**What you are asked to do:**
Restate each of the lines below word for word and drop every picture.

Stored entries
┌──

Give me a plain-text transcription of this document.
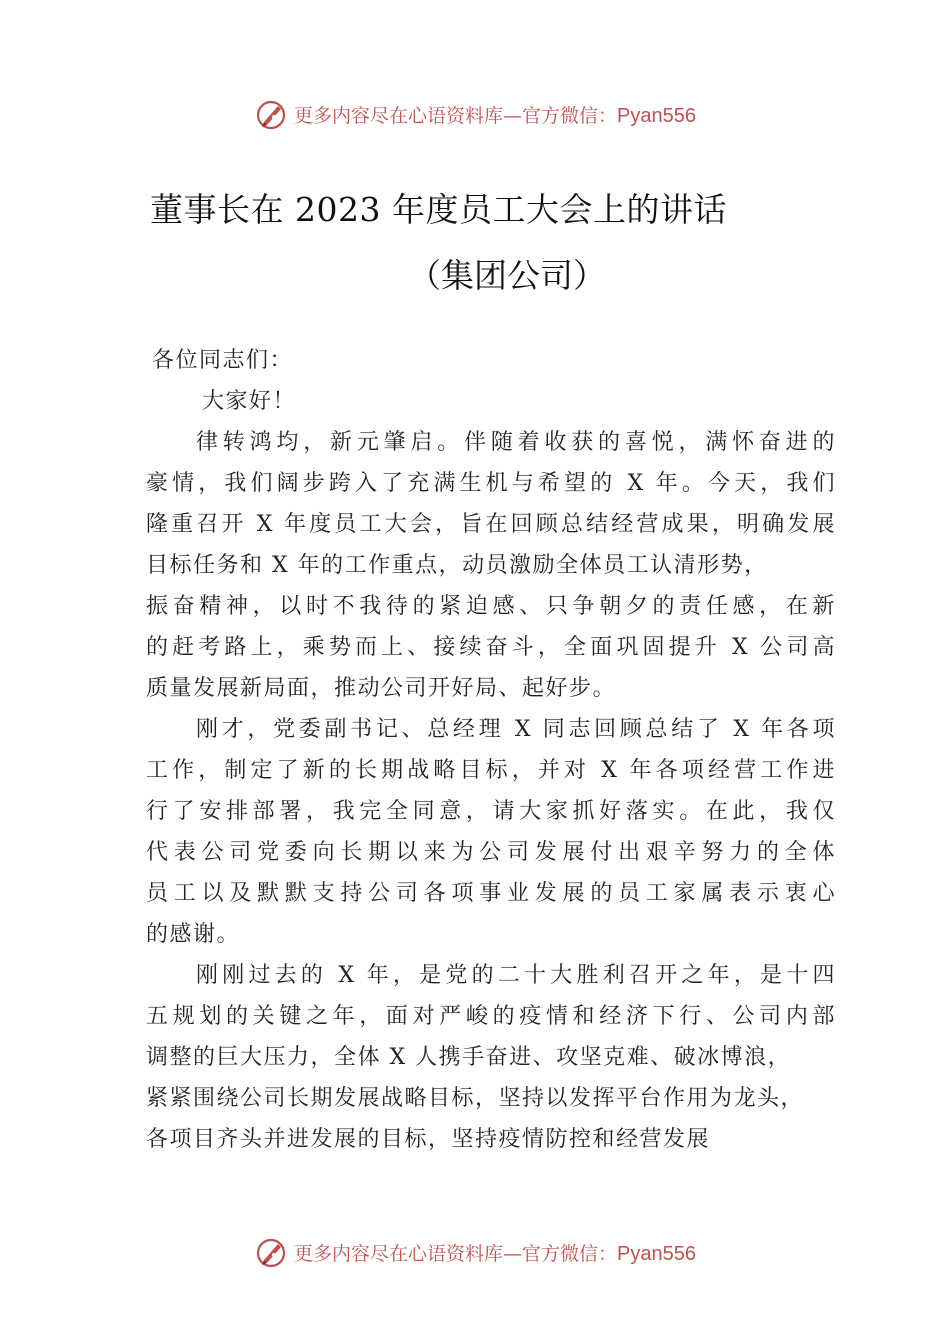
更多内容尽在心语资料库—官方微信：Pyan556
董事长在 2023 年度员工大会上的讲话
（集团公司）
各位同志们：
大家好！
律转鸿均，新元肇启。伴随着收获的喜悦，满怀奋进的
豪情，我们阔步跨入了充满生机与希望的 X 年。今天，我们
隆重召开 X 年度员工大会，旨在回顾总结经营成果，明确发展
目标任务和 X 年的工作重点，动员激励全体员工认清形势，
振奋精神，以时不我待的紧迫感、只争朝夕的责任感，在新
的赶考路上，乘势而上、接续奋斗，全面巩固提升 X 公司高
质量发展新局面，推动公司开好局、起好步。
刚才，党委副书记、总经理 X 同志回顾总结了 X 年各项
工作，制定了新的长期战略目标，并对 X 年各项经营工作进
行了安排部署，我完全同意，请大家抓好落实。在此，我仅
代表公司党委向长期以来为公司发展付出艰辛努力的全体
员工以及默默支持公司各项事业发展的员工家属表示衷心
的感谢。
刚刚过去的 X 年，是党的二十大胜利召开之年，是十四
五规划的关键之年，面对严峻的疫情和经济下行、公司内部
调整的巨大压力，全体 X 人携手奋进、攻坚克难、破冰博浪，
紧紧围绕公司长期发展战略目标，坚持以发挥平台作用为龙头，
各项目齐头并进发展的目标，坚持疫情防控和经营发展
更多内容尽在心语资料库—官方微信：Pyan556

└──

**Exercise response:**
Give me a plain-text transcription of this document.
更多内容尽在心语资料库—官方微信：Pyan556
董事长在 2023 年度员工大会上的讲话
（集团公司）
各位同志们：
大家好！
律转鸿均，新元肇启。伴随着收获的喜悦，满怀奋进的
豪情，我们阔步跨入了充满生机与希望的 X 年。今天，我们
隆重召开 X 年度员工大会，旨在回顾总结经营成果，明确发展
目标任务和 X 年的工作重点，动员激励全体员工认清形势，
振奋精神，以时不我待的紧迫感、只争朝夕的责任感，在新
的赶考路上，乘势而上、接续奋斗，全面巩固提升 X 公司高
质量发展新局面，推动公司开好局、起好步。
刚才，党委副书记、总经理 X 同志回顾总结了 X 年各项
工作，制定了新的长期战略目标，并对 X 年各项经营工作进
行了安排部署，我完全同意，请大家抓好落实。在此，我仅
代表公司党委向长期以来为公司发展付出艰辛努力的全体
员工以及默默支持公司各项事业发展的员工家属表示衷心
的感谢。
刚刚过去的 X 年，是党的二十大胜利召开之年，是十四
五规划的关键之年，面对严峻的疫情和经济下行、公司内部
调整的巨大压力，全体 X 人携手奋进、攻坚克难、破冰博浪，
紧紧围绕公司长期发展战略目标，坚持以发挥平台作用为龙头，
各项目齐头并进发展的目标，坚持疫情防控和经营发展
更多内容尽在心语资料库—官方微信：Pyan556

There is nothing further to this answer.